Problem details >> In the entries that follow, copy verbatim the lines beginning with the line that contains "Bar (121, 270, 145, 390)" and continuing through the line that contains "Bar (72, 386, 96, 390)", with both of those lines included.

Given data >>
☆ ☆ ☆ ☆
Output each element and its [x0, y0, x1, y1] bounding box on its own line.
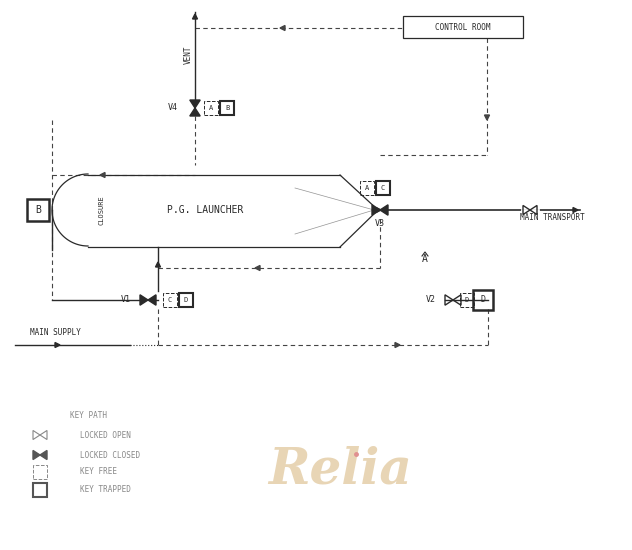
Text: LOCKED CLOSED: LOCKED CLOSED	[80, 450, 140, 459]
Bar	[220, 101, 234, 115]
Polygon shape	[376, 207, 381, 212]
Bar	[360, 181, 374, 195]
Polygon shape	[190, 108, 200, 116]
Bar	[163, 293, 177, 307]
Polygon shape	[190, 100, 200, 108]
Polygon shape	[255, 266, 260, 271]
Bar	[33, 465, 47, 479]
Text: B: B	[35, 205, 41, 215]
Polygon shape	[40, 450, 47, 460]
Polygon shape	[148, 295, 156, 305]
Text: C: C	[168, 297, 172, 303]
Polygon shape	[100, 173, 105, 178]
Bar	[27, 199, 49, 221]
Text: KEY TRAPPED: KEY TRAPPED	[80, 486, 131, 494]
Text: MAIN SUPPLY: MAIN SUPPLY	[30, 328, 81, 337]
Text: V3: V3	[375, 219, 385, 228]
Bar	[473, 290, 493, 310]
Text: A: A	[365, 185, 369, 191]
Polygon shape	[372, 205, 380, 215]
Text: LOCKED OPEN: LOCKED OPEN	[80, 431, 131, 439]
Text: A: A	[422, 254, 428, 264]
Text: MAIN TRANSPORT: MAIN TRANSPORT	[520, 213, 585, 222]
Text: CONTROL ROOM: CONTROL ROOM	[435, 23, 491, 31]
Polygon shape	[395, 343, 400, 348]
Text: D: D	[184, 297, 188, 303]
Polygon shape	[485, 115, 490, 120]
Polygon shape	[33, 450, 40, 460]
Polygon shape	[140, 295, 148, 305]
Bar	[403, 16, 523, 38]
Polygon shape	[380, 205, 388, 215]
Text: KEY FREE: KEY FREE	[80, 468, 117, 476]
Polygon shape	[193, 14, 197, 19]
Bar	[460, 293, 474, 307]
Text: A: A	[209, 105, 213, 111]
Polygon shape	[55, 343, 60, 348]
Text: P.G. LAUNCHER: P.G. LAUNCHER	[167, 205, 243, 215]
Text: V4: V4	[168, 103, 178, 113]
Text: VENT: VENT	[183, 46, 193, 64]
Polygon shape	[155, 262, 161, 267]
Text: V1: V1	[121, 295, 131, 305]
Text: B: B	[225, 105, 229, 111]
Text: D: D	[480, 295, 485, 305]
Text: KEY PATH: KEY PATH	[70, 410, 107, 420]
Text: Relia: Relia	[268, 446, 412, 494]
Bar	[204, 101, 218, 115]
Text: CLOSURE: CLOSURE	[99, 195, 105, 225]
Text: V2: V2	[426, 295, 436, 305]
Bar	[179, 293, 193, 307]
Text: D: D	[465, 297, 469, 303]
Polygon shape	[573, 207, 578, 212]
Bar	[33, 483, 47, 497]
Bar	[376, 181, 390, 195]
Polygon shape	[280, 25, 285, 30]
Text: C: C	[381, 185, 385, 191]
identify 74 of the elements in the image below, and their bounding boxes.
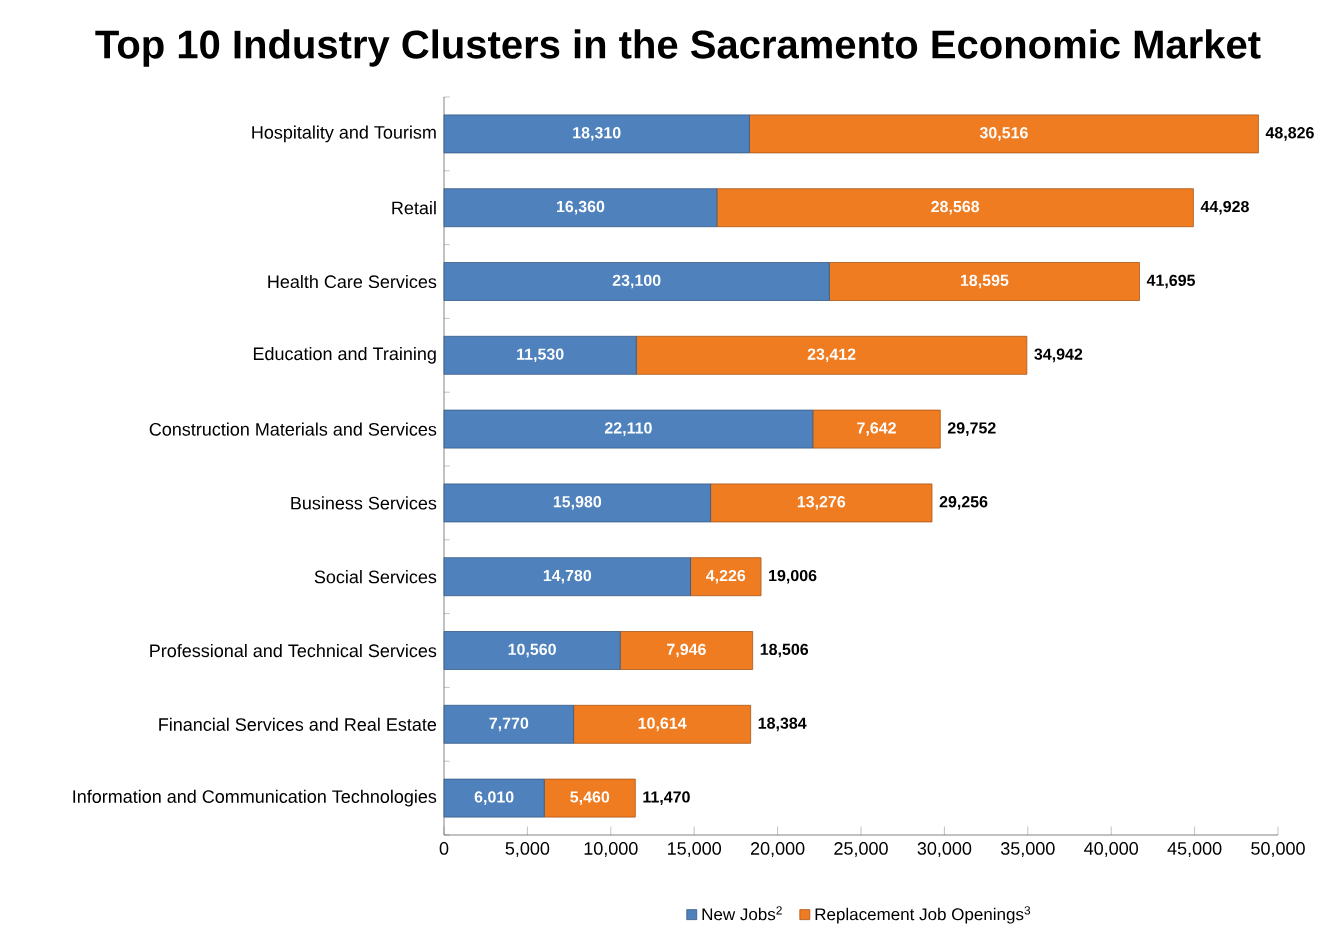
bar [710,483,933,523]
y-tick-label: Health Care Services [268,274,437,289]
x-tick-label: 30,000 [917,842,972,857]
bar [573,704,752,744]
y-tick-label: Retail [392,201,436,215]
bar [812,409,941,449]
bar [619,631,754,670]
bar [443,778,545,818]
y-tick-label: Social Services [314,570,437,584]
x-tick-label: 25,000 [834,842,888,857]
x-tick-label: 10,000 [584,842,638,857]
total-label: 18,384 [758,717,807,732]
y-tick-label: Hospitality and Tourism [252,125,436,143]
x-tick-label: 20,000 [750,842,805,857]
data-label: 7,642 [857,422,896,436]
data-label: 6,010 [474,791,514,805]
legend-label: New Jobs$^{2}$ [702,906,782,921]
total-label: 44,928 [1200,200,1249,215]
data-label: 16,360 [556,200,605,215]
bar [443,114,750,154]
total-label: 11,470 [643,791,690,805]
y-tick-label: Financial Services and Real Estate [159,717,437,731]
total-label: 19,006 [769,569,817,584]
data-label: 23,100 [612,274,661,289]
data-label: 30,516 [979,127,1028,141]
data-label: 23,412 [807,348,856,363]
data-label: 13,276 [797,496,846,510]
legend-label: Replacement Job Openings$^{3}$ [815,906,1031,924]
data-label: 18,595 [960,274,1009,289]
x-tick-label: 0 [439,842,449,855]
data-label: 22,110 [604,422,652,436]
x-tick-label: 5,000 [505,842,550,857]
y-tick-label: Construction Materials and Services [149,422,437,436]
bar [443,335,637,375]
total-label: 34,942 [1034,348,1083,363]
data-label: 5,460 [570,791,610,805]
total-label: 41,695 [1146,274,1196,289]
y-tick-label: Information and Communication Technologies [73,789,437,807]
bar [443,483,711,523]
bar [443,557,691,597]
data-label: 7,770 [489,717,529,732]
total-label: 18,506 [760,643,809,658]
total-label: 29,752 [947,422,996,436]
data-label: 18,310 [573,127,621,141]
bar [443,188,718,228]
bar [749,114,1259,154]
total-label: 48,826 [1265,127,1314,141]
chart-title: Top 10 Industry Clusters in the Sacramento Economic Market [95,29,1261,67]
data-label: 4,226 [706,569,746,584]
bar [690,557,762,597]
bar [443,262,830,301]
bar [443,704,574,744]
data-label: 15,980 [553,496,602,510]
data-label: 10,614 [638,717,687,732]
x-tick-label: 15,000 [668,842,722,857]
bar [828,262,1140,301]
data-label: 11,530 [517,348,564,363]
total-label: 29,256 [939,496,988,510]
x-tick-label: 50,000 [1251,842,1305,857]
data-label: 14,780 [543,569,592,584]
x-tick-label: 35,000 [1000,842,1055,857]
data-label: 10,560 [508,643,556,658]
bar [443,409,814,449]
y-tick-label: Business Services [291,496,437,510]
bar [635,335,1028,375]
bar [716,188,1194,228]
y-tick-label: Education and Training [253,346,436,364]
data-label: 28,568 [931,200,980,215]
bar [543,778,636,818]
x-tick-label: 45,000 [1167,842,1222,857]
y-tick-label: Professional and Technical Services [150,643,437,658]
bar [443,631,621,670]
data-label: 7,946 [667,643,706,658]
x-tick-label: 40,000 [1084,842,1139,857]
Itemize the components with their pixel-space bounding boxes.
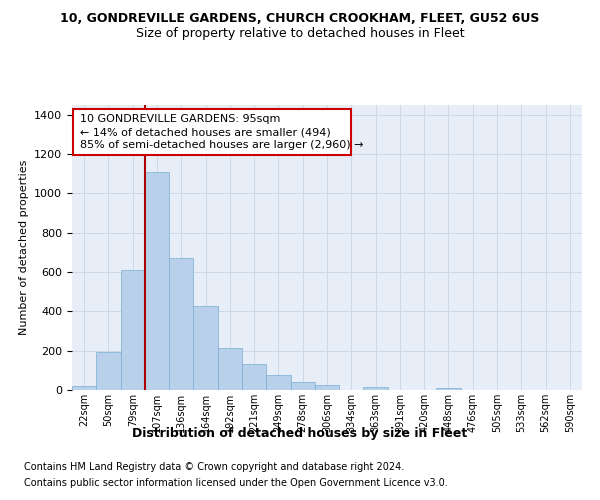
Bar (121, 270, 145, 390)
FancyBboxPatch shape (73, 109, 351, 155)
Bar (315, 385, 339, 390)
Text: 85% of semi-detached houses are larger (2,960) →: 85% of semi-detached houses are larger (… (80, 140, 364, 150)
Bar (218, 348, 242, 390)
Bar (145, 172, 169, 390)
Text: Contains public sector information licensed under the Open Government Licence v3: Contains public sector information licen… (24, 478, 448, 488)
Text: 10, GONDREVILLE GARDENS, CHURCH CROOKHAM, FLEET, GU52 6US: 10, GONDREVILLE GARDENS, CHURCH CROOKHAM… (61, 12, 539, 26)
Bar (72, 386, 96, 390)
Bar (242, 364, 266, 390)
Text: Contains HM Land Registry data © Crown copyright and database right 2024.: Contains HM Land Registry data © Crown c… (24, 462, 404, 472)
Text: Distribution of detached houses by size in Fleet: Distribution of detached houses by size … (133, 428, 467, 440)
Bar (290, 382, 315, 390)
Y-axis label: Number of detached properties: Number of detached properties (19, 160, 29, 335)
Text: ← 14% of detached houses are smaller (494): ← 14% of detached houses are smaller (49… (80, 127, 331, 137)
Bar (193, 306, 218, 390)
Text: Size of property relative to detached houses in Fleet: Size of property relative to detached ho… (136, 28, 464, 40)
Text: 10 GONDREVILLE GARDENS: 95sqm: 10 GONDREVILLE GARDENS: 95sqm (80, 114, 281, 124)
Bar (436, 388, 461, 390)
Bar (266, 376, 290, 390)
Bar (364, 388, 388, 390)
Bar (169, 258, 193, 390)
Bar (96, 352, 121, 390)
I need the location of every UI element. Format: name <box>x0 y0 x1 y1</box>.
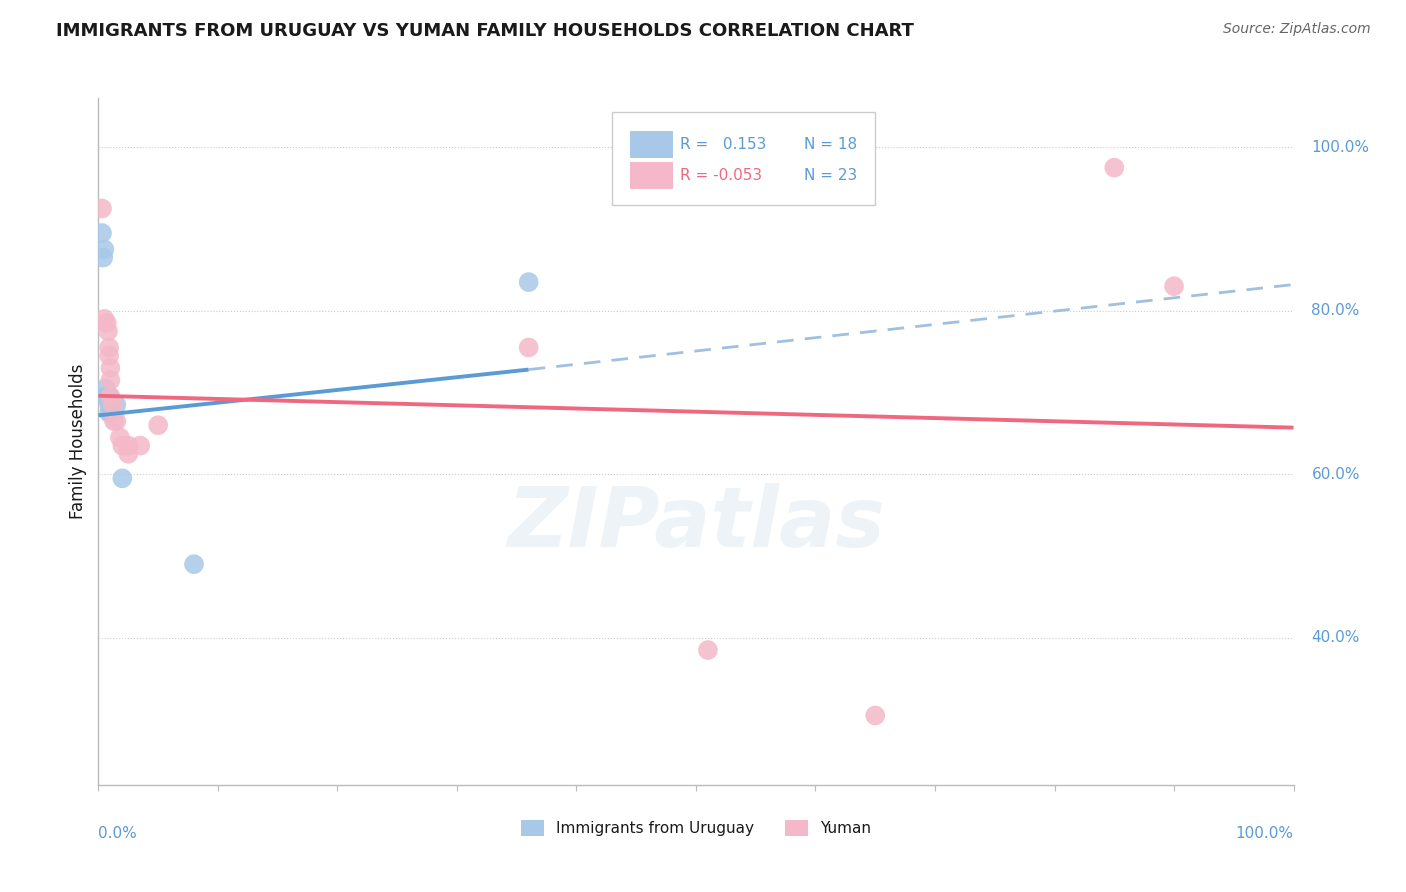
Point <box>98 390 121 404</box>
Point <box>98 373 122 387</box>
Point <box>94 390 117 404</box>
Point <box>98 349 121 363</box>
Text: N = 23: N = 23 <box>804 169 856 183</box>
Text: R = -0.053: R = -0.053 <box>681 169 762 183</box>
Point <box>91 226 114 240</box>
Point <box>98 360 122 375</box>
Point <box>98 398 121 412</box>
☆ ☆ ☆ ☆
Right answer >>
Bar (121, 270, 145, 390)
FancyBboxPatch shape (73, 109, 351, 155)
Bar (315, 385, 339, 390)
Text: 85% of semi-detached houses are larger (2,960) →: 85% of semi-detached houses are larger (… (80, 140, 364, 150)
Bar (218, 348, 242, 390)
Bar (145, 172, 169, 390)
Text: Contains public sector information licensed under the Open Government Licence v3: Contains public sector information licen… (24, 478, 448, 488)
Text: 10, GONDREVILLE GARDENS, CHURCH CROOKHAM, FLEET, GU52 6US: 10, GONDREVILLE GARDENS, CHURCH CROOKHAM… (61, 12, 539, 26)
Bar (72, 386, 96, 390)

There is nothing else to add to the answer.